Lift out all lines below that contain "Sudtone".

__________________________________________________

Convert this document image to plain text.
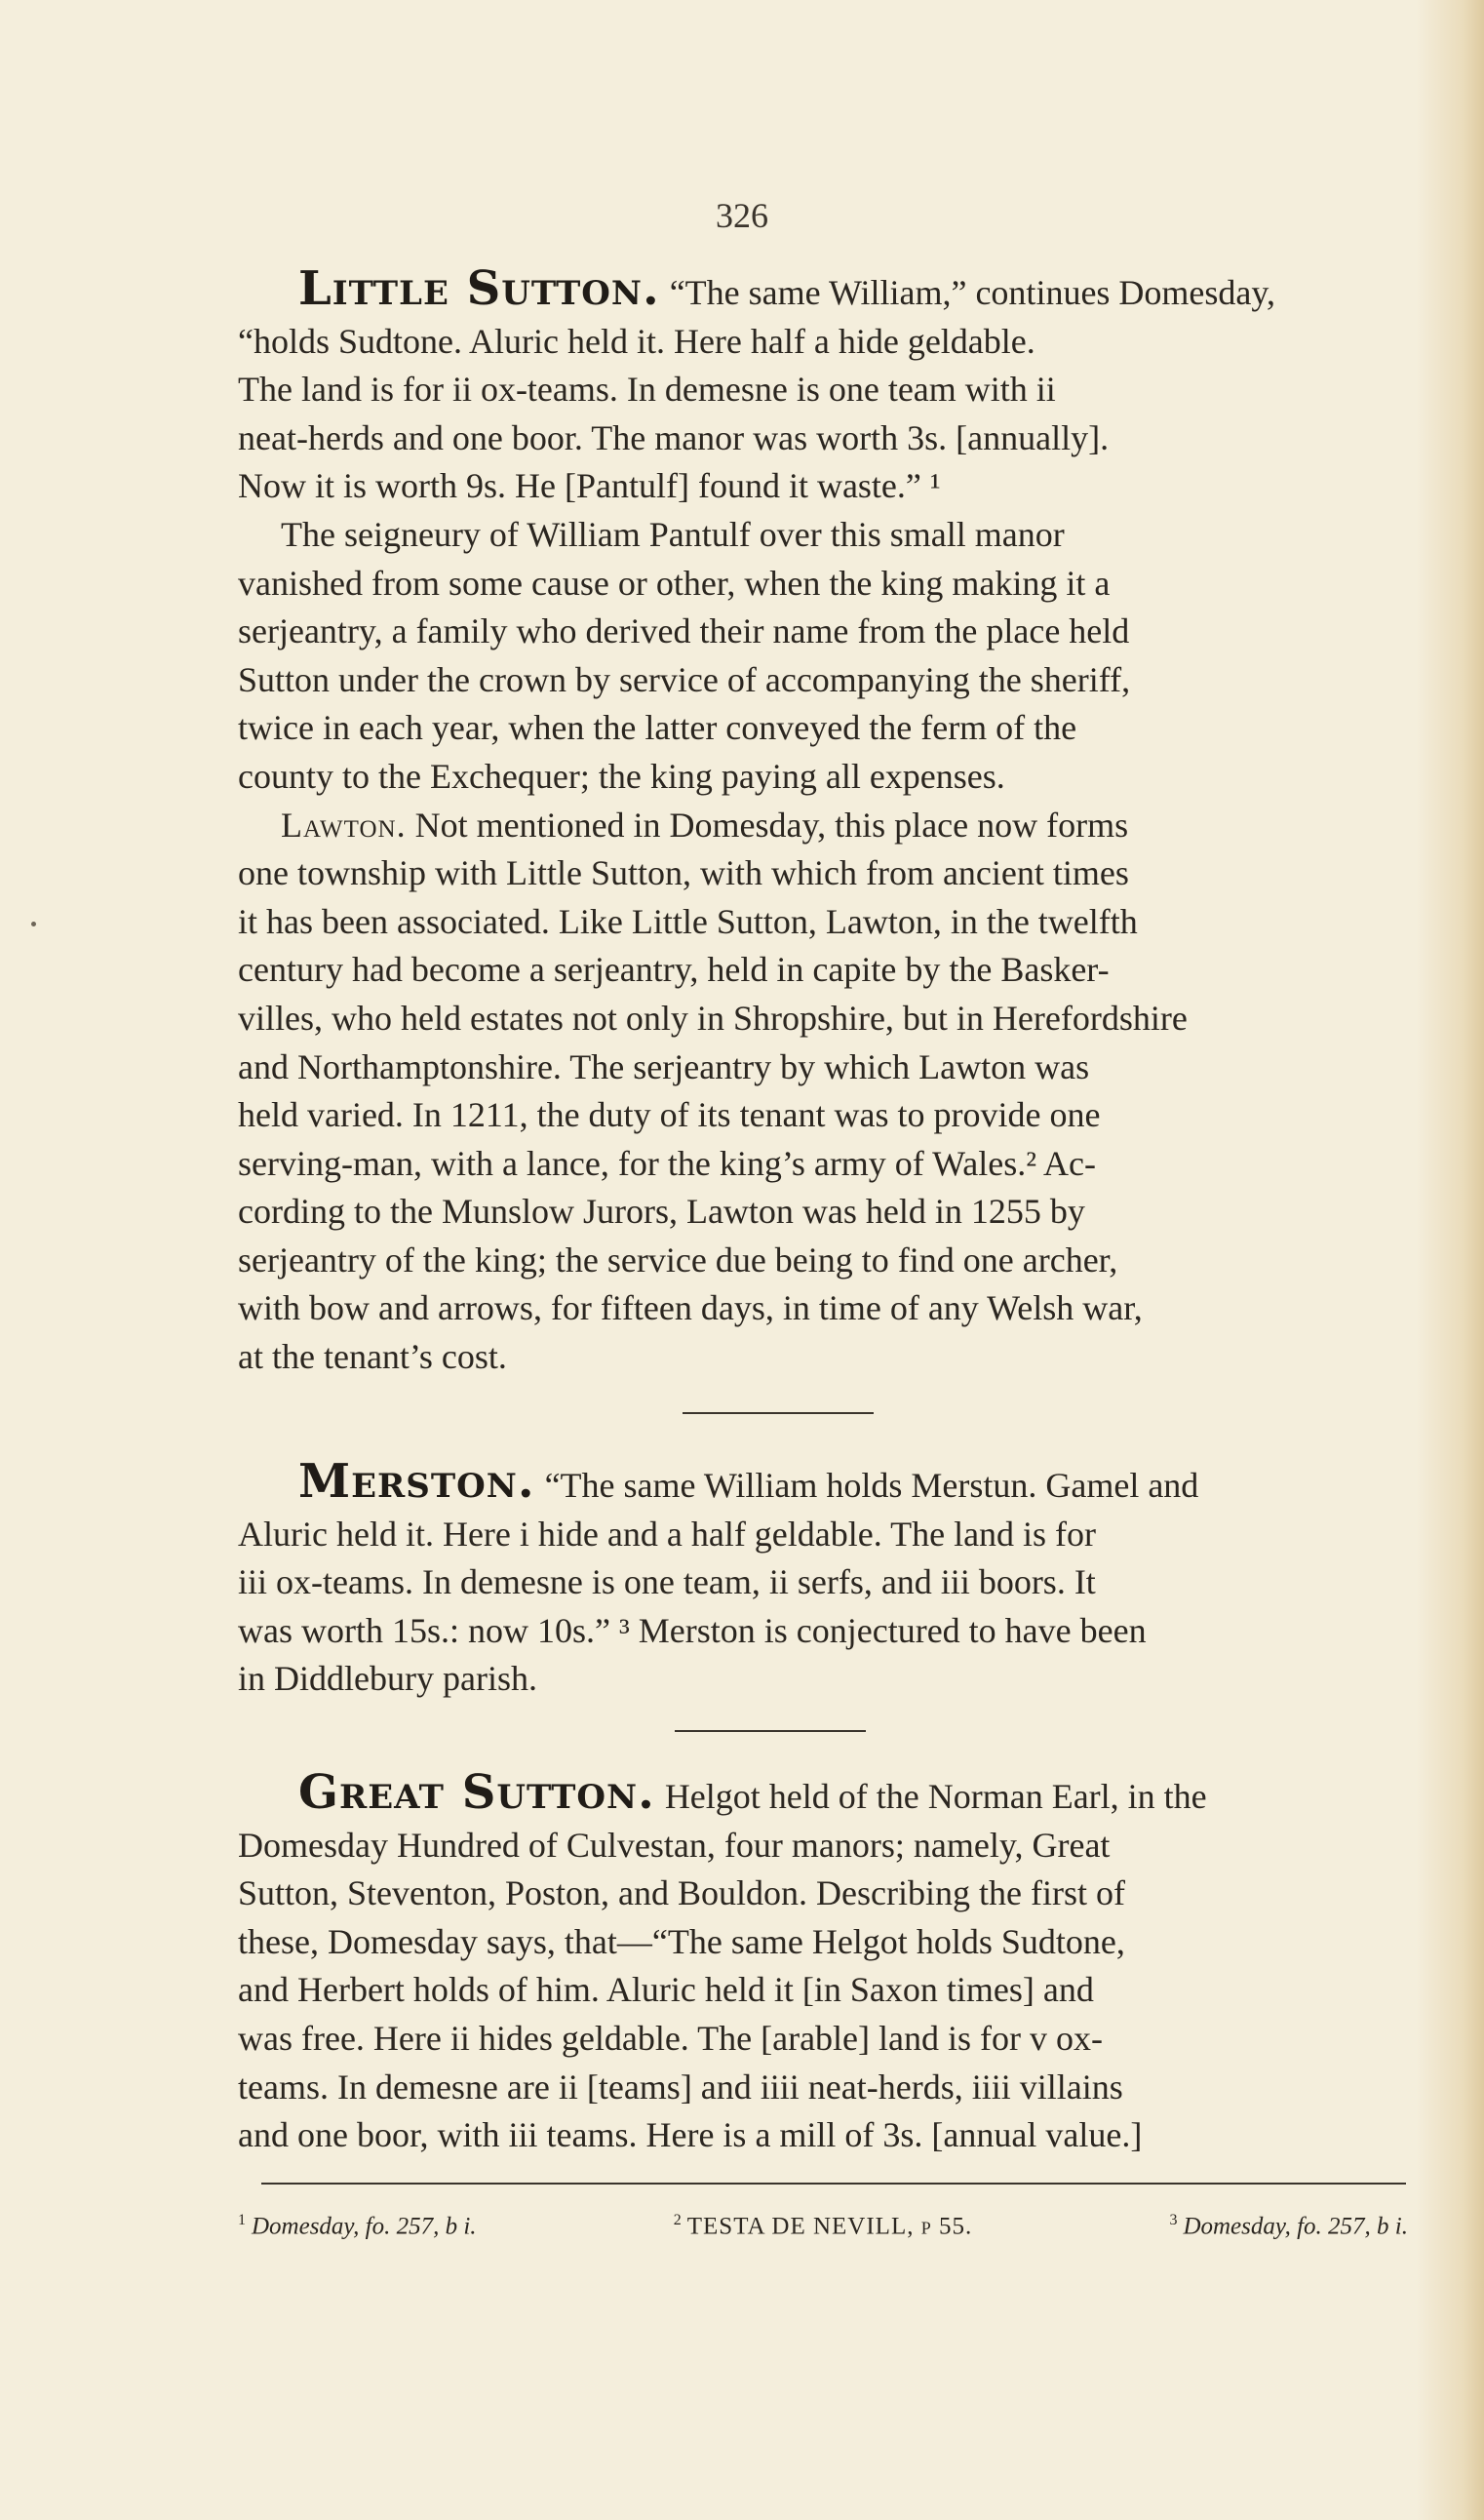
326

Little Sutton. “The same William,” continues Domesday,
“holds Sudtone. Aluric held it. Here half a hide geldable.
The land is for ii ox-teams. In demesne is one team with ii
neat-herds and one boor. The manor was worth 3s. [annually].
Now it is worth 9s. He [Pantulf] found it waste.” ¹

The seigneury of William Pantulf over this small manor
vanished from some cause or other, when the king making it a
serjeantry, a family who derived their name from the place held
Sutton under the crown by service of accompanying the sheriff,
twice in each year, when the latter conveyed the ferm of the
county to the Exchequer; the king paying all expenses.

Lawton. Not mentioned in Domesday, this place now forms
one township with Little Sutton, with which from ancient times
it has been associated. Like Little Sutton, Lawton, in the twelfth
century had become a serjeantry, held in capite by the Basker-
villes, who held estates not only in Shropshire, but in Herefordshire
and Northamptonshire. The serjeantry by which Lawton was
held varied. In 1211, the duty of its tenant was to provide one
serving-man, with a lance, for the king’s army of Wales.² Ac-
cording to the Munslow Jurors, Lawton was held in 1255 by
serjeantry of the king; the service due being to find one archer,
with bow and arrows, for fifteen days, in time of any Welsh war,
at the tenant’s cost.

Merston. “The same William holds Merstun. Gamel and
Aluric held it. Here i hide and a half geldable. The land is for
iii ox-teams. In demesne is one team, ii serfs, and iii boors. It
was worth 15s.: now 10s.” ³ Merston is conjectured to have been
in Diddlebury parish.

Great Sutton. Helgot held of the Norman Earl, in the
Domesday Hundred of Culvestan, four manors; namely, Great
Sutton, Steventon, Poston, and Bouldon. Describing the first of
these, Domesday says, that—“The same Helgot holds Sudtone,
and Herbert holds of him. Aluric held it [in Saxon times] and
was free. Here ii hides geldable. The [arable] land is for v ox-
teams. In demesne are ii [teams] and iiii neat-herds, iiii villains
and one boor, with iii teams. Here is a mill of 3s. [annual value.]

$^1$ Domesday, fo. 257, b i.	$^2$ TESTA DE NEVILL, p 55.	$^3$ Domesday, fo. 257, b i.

__________________________________________________

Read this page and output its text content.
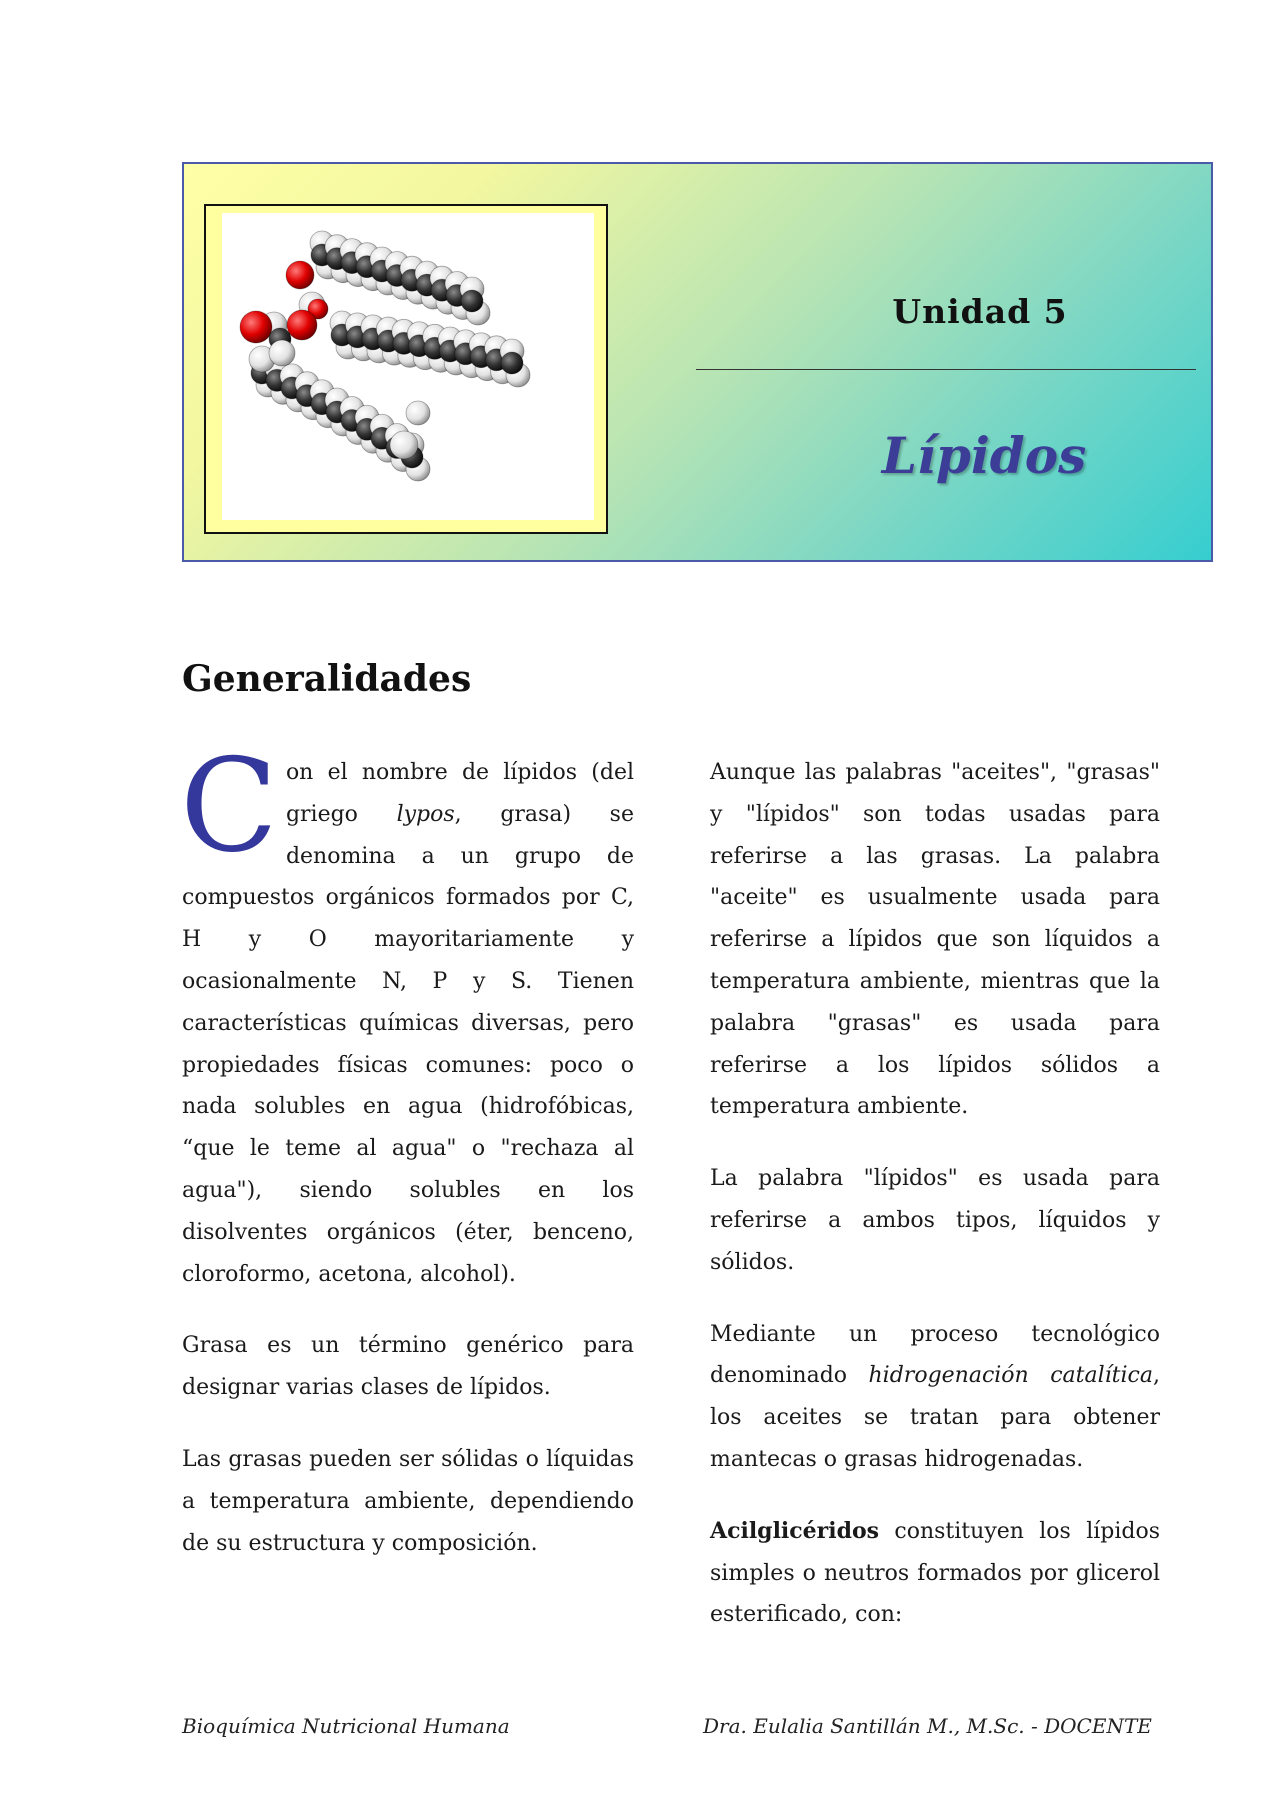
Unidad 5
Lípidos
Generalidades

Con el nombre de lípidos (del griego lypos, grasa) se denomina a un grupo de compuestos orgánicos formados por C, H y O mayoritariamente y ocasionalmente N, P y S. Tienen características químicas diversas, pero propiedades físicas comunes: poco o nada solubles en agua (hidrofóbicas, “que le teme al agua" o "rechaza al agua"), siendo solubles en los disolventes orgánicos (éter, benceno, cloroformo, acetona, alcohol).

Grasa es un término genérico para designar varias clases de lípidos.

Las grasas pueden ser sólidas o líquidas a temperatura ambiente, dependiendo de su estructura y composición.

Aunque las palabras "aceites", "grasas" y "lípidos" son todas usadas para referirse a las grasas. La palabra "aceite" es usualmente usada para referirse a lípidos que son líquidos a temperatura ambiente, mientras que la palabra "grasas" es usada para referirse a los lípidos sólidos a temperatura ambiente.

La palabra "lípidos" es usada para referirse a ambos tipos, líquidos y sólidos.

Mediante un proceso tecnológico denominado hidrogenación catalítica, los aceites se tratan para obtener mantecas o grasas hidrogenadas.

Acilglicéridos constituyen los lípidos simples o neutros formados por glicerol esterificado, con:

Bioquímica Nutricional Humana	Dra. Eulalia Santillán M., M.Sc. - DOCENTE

__________________________________________________

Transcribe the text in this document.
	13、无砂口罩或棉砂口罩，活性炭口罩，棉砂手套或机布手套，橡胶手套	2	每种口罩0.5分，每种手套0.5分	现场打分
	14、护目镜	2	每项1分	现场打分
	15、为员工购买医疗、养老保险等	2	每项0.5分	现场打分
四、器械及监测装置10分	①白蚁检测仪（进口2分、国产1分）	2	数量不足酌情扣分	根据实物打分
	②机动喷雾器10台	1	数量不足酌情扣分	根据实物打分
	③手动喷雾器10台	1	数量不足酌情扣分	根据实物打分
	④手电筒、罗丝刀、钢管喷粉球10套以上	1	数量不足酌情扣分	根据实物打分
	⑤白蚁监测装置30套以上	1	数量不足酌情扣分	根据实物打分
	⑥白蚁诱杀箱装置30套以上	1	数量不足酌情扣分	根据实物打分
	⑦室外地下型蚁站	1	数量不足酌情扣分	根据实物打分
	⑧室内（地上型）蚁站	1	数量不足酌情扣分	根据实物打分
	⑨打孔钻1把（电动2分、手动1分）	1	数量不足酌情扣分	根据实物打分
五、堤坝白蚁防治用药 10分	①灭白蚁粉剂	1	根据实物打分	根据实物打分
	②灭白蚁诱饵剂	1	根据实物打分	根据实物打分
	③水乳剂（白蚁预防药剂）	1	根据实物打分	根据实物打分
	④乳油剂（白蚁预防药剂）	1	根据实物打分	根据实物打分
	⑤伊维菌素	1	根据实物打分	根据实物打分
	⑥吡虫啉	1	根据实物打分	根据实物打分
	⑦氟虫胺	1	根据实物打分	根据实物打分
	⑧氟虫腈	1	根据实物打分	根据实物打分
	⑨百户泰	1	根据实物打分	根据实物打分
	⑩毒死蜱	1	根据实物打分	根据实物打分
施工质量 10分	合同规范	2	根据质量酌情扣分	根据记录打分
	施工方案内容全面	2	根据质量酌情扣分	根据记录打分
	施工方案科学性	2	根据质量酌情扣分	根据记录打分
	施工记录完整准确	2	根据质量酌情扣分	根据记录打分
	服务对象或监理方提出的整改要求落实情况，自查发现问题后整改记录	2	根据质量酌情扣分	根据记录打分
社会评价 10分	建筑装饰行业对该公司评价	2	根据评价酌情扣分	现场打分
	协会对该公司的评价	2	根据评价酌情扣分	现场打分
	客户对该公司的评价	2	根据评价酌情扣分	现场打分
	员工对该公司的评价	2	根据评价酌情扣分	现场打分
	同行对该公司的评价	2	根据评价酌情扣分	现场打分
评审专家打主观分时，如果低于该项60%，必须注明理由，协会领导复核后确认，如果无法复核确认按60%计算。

__________________________________________________

• **WRITTEN REPLY**
“holds Sudtone. Aluric held it. Here half a hide geldable.
these, Domesday says, that—“The same Helgot holds Sudtone,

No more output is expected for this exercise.